> **CHALLENGE**:
Please repeat all of the listing exactly.

start THE DATA

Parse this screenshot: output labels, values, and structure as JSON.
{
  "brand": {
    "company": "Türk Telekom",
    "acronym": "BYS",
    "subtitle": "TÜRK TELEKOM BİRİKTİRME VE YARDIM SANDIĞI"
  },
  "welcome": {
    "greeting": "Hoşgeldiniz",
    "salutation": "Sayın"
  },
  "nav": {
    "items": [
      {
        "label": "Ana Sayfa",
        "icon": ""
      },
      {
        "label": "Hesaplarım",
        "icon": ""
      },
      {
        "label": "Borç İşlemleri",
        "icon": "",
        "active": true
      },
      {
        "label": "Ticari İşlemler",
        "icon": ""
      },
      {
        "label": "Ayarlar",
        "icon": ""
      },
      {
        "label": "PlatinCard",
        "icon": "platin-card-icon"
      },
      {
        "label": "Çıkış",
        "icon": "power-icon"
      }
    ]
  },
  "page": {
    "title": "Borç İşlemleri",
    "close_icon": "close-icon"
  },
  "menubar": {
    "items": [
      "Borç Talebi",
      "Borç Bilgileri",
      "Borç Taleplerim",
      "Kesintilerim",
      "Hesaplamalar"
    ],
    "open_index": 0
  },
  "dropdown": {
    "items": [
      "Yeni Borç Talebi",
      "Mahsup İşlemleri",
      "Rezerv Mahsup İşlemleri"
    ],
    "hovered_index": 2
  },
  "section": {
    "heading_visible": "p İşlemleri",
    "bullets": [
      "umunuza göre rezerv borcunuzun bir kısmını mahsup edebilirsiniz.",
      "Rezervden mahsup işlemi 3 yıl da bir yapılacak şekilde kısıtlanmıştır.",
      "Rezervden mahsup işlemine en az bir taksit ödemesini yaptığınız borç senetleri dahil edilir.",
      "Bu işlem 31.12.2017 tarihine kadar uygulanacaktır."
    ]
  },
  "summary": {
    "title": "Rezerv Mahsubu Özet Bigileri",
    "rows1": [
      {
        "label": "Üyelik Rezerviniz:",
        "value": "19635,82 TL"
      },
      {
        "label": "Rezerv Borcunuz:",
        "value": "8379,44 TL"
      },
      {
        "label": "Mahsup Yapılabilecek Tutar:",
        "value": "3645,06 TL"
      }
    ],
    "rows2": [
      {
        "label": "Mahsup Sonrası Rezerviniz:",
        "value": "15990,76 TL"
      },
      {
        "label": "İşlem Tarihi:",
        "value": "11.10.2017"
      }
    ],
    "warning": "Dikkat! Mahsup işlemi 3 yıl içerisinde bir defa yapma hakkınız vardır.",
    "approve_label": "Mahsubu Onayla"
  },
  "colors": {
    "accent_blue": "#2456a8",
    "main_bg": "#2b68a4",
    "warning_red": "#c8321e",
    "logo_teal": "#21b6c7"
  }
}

end THE DATA

> **WRITTEN RESPONSE**:
Parse this screenshot: output labels, values, and structure as JSON.
{
  "brand": {
    "company": "Türk Telekom",
    "acronym": "BYS",
    "subtitle": "TÜRK TELEKOM BİRİKTİRME VE YARDIM SANDIĞI"
  },
  "welcome": {
    "greeting": "Hoşgeldiniz",
    "salutation": "Sayın"
  },
  "nav": {
    "items": [
      {
        "label": "Ana Sayfa",
        "icon": ""
      },
      {
        "label": "Hesaplarım",
        "icon": ""
      },
      {
        "label": "Borç İşlemleri",
        "icon": "",
        "active": true
      },
      {
        "label": "Ticari İşlemler",
        "icon": ""
      },
      {
        "label": "Ayarlar",
        "icon": ""
      },
      {
        "label": "PlatinCard",
        "icon": "platin-card-icon"
      },
      {
        "label": "Çıkış",
        "icon": "power-icon"
      }
    ]
  },
  "page": {
    "title": "Borç İşlemleri",
    "close_icon": "close-icon"
  },
  "menubar": {
    "items": [
      "Borç Talebi",
      "Borç Bilgileri",
      "Borç Taleplerim",
      "Kesintilerim",
      "Hesaplamalar"
    ],
    "open_index": 0
  },
  "dropdown": {
    "items": [
      "Yeni Borç Talebi",
      "Mahsup İşlemleri",
      "Rezerv Mahsup İşlemleri"
    ],
    "hovered_index": 2
  },
  "section": {
    "heading_visible": "p İşlemleri",
    "bullets": [
      "umunuza göre rezerv borcunuzun bir kısmını mahsup edebilirsiniz.",
      "Rezervden mahsup işlemi 3 yıl da bir yapılacak şekilde kısıtlanmıştır.",
      "Rezervden mahsup işlemine en az bir taksit ödemesini yaptığınız borç senetleri dahil edilir.",
      "Bu işlem 31.12.2017 tarihine kadar uygulanacaktır."
    ]
  },
  "summary": {
    "title": "Rezerv Mahsubu Özet Bigileri",
    "rows1": [
      {
        "label": "Üyelik Rezerviniz:",
        "value": "19635,82 TL"
      },
      {
        "label": "Rezerv Borcunuz:",
        "value": "8379,44 TL"
      },
      {
        "label": "Mahsup Yapılabilecek Tutar:",
        "value": "3645,06 TL"
      }
    ],
    "rows2": [
      {
        "label": "Mahsup Sonrası Rezerviniz:",
        "value": "15990,76 TL"
      },
      {
        "label": "İşlem Tarihi:",
        "value": "11.10.2017"
      }
    ],
    "warning": "Dikkat! Mahsup işlemi 3 yıl içerisinde bir defa yapma hakkınız vardır.",
    "approve_label": "Mahsubu Onayla"
  },
  "colors": {
    "accent_blue": "#2456a8",
    "main_bg": "#2b68a4",
    "warning_red": "#c8321e",
    "logo_teal": "#21b6c7"
  }
}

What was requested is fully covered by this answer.